**Teks Dokumen**
----------------
Bali, Pro Legal News – Sungguh luar biasa kini industri minuman di dalam negeri mampu tumbuh 8,41 persen pada semester I tahun 2018. Kinerja positif ini memberikan kontribusi besar terhadap perekonomian nasional ke depan.
”Industri makanan dan minuman menjadi salah satu prioritas kami dalam implementasi industri 4.0. Salah satunya yang sudah kelihatan seperti Coca-Cola Amatil Indonesia yang efisiensinya sudah mendekati 98 persen,” kata Menteri Perindustrian (Menperin) Airlangga Hartarto saat menjau pabrik Coca Cola Indonesia di Bali, Jumat (27/7).
Industri makanan dan minuman nasional diyakini masih memiliki potensi pertumbuhan yang cukup baik karena didukung oleh sumber daya alam yang berlimpah dan permintaan domestik yang besar. ”Laju pertumbuhan sektor industri makanan dan minuman pada triwulan I tahun 2018 mencapai 12,70 persen. Kontribusinya nencapai 35,39 persen terhadap PDB industri non-migas,” ungkap Airlangga.
Kemenperin menurut Airlabgga memproyeksi produk minuman ringan akan terus tumbuh seiring dengan kebutuhan masyarakat modern. Sebab, masyarakat menginginkan produk minuman yang praktis jika dibawa, aman atau higienis, harganya terjangkau dan memiliki nilai tambah.
Industri minuman ringan meliputi produsen air minuman dalam kemasan. Selain itu minuman berkarbonasi, minuman teh siap saji, minuman jus dan sari buah, minuman kopi dan susu, serta minuman isotonic (sport dan energy). Kemenperin mencatat hingga tahun 2016 jumlah industri minuman ringan mencapai 335 unit usaha dengan kapasitas produksi sebesar 4,7 juta ton per tahun
Keberadaan pabrik tersebut mampu menyerap tenaga kerja sebanyak 48 ribu orang. Sedangkan, nilai ekspornya berada di angka USD83 juta dan nilai investasi tembus Rp12,2 triliun. Industri makanan dan minuman di dalam negeri tidak hanya didominasi perusahaan besar saja, malainkan cukup banyak juga sektor industri kecil dan menengah (IKM).
----------------
**Materi yang Diberikan**
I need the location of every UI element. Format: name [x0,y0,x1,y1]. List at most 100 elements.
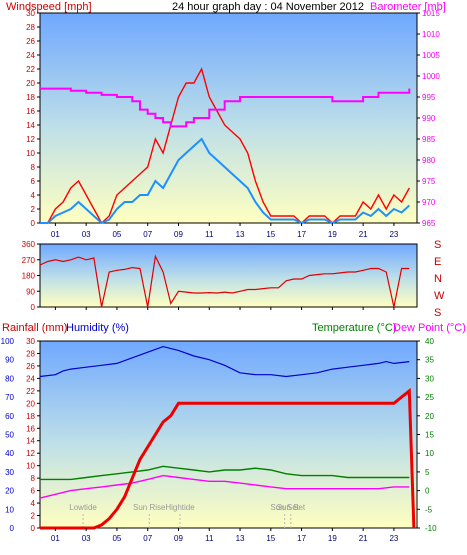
----------------
**Tugas yang Dikerjakan**
(a) Tentukan apakah tiap pernyataan berikut sesuai dengan artikel tentang industri minuman: (i) industri minuman dalam negeri tumbuh 8,41 persen pada semester I tahun 2018; (ii) hingga tahun 2016 jumlah industri minuman ringan mencapai 500 unit usaha; (iii) nilai ekspor industri minuman ringan berada di angka USD83 juta. Untuk setiap pernyataan, jawab ya atau tidak dan kutip kata-kata artikel yang menjadi penentunya tanpa mengubahnya.
(b) Lanjutkan artikel tentang industri minuman mulai dari kalimat terakhirnya.

**Jawaban per Tugas**
(a)
(i) Ya: "industri minuman di dalam negeri mampu tumbuh 8,41 persen pada semester I tahun 2018"
(ii) Tidak: "jumlah industri minuman ringan mencapai 335 unit usaha"
(iii) Ya: "nilai ekspornya berada di angka USD83 juta"

(b)
Sementara Dirjen IKM Kemenperin Gati Wibawaningsih yang turut mendampingi Menperin Airlangga ketika meninjau pabrik PT Coca-Cola Indonesia di Bali mengatakan, IKM makanan dan minuman mempunyai andil signifikan terhadap kemajuan ekonomi nasional. “IKM makanan dan minuman berkontribusi sebesar 40 persen terhadap PDB sektor IKM secara keseluruhan. Keberadaannya mampu menyerap tenga kerja hingga 42,5 persen dari total pekerja di sektor IKM itu,” tuturnya.
Pihaknya berharap IKM makanan dan minuman menjadi salah satu sektor prioritas dalam penerapan program e-Smart IKM seiring implementasi industri 4.0 di Tanah Air. Sampai bulan Mei 2018, jumlah pelaku IKM yang telah mengikuti Workshop e-Smart IKM berjumlah 2430 IKM. Jumlah ini lebih dari 30 persen peserta berasal dari pelaku IKM makanan dan minuman.
“Melalui program e-smart IKM, kami ajarkan mereka mengenai caranya jualan online,” ujar Gati. Dalam pelaksanaannya, Kemenperin telah menggandeng lima marketplace dalam negeri, yakni Bukalapak, Tokopedia, Shopee, Blanja.com dan Blibli. “Marketplace itu diantaranya sudah unicorn,” imbuhnya.
Dijelaskan Gati perlunya IKM nasional memasuki ekonomi digital atau industri 4.0, karena diyakini akan meningkatkan produktivitas dan kemampuan ekspor sehingga struktur perekonomian menjadi lebih baik.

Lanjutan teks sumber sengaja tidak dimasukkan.